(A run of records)
────

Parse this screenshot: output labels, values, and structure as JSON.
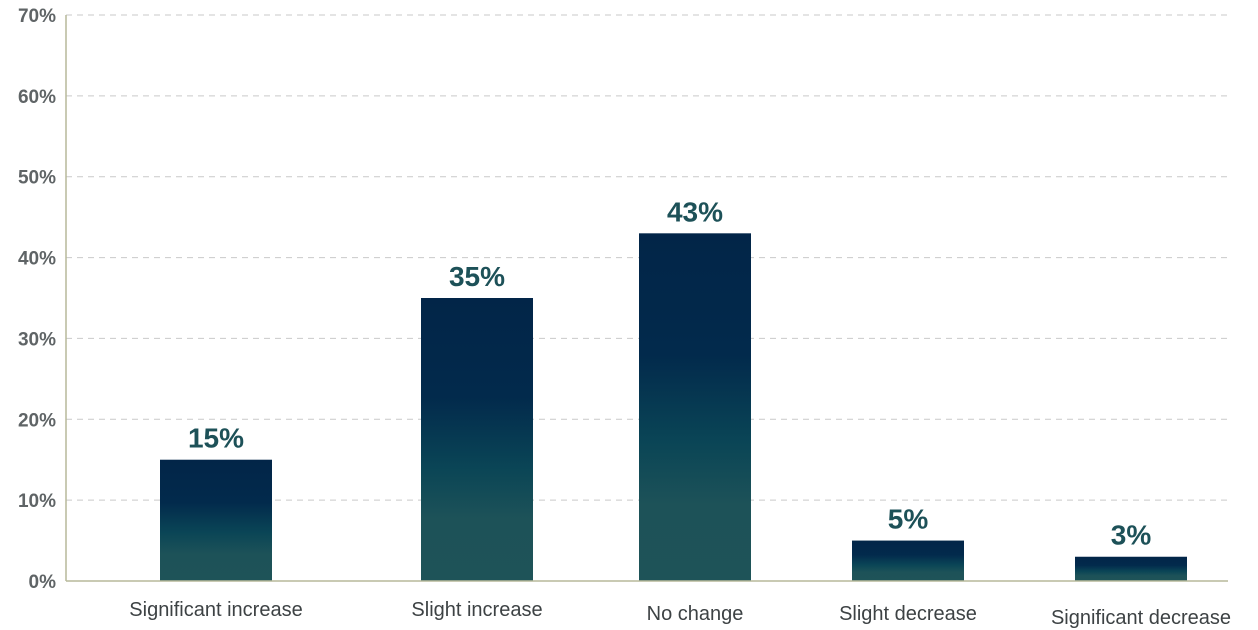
{
  "chart_data": {
    "type": "bar",
    "categories": [
      "Significant increase",
      "Slight increase",
      "No change",
      "Slight decrease",
      "Significant decrease"
    ],
    "values": [
      15,
      35,
      43,
      5,
      3
    ],
    "data_labels": [
      "15%",
      "35%",
      "43%",
      "5%",
      "3%"
    ],
    "yticks": [
      "0%",
      "10%",
      "20%",
      "30%",
      "40%",
      "50%",
      "60%",
      "70%"
    ],
    "ylim": [
      0,
      70
    ],
    "grid": true,
    "legend": "none",
    "colors": {
      "bar_top": "#022548",
      "bar_mid": "#0a4556",
      "bar_bottom": "#1e5358",
      "label": "#1d5158",
      "grid": "#c9c9c9",
      "axis": "#b7b99a"
    }
  }
}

────

WRITTEN TASK. Quote every record above exactly, leaving out any pictures.

TASK RESPONSE.
Parse this screenshot: output labels, values, and structure as JSON.
{
  "chart_data": {
    "type": "bar",
    "categories": [
      "Significant increase",
      "Slight increase",
      "No change",
      "Slight decrease",
      "Significant decrease"
    ],
    "values": [
      15,
      35,
      43,
      5,
      3
    ],
    "data_labels": [
      "15%",
      "35%",
      "43%",
      "5%",
      "3%"
    ],
    "yticks": [
      "0%",
      "10%",
      "20%",
      "30%",
      "40%",
      "50%",
      "60%",
      "70%"
    ],
    "ylim": [
      0,
      70
    ],
    "grid": true,
    "legend": "none",
    "colors": {
      "bar_top": "#022548",
      "bar_mid": "#0a4556",
      "bar_bottom": "#1e5358",
      "label": "#1d5158",
      "grid": "#c9c9c9",
      "axis": "#b7b99a"
    }
  }
}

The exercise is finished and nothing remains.